▶ **What to do**:
Keep only the lines of the data below that contain "ijera", and copy them.

--- Start Supplied records ---

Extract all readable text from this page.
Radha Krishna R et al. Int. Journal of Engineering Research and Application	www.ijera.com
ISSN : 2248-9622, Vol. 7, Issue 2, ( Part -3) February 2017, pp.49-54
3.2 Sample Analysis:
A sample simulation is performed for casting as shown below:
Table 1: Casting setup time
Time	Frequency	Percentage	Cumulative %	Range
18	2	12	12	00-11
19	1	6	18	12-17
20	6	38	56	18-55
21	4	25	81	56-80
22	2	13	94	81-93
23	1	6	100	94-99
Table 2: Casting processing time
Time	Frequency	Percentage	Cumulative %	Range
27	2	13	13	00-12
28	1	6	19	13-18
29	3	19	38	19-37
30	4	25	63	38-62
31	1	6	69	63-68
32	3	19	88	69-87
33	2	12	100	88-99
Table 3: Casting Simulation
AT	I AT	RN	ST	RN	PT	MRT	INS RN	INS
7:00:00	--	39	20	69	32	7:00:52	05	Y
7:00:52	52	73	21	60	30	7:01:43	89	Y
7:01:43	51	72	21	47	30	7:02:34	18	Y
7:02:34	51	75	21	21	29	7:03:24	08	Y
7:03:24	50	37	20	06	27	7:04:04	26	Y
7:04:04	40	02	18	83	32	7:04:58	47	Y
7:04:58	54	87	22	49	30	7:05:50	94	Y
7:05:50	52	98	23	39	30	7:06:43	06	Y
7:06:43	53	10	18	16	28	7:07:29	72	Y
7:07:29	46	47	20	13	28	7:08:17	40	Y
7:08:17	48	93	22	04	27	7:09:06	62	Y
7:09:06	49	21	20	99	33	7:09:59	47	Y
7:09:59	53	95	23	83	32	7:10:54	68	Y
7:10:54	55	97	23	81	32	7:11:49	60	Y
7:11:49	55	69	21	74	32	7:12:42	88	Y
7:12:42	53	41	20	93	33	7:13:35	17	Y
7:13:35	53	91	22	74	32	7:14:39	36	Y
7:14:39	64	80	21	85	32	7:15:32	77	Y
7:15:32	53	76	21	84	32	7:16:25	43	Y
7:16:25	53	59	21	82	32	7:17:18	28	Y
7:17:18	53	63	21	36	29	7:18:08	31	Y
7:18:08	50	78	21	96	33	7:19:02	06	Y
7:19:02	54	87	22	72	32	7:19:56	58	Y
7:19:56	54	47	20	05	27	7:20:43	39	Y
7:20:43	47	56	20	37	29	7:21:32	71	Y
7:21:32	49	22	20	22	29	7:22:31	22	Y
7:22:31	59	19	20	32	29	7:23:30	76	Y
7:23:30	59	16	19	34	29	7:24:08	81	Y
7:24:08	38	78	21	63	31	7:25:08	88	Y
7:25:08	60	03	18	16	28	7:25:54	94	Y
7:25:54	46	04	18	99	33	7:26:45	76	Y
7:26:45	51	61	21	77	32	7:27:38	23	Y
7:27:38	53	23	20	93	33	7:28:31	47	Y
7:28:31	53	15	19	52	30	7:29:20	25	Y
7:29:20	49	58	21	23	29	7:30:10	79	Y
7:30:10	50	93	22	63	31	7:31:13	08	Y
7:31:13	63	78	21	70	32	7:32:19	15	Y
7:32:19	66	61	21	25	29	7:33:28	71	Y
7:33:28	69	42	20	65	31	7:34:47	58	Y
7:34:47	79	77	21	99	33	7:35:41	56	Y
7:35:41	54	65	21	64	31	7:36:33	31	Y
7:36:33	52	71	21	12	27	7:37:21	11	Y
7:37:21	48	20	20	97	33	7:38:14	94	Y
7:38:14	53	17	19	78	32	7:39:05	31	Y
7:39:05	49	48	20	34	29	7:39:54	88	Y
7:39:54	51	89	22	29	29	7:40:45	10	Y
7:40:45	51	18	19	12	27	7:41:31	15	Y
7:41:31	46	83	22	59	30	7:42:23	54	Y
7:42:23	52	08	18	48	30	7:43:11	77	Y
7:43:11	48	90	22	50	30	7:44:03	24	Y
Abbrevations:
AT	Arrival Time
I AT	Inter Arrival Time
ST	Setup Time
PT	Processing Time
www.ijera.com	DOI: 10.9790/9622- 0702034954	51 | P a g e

--- End Supplied records ---

▶ **Task answer**:
Radha Krishna R et al. Int. Journal of Engineering Research and Application	www.ijera.com
www.ijera.com	DOI: 10.9790/9622- 0702034954	51 | P a g e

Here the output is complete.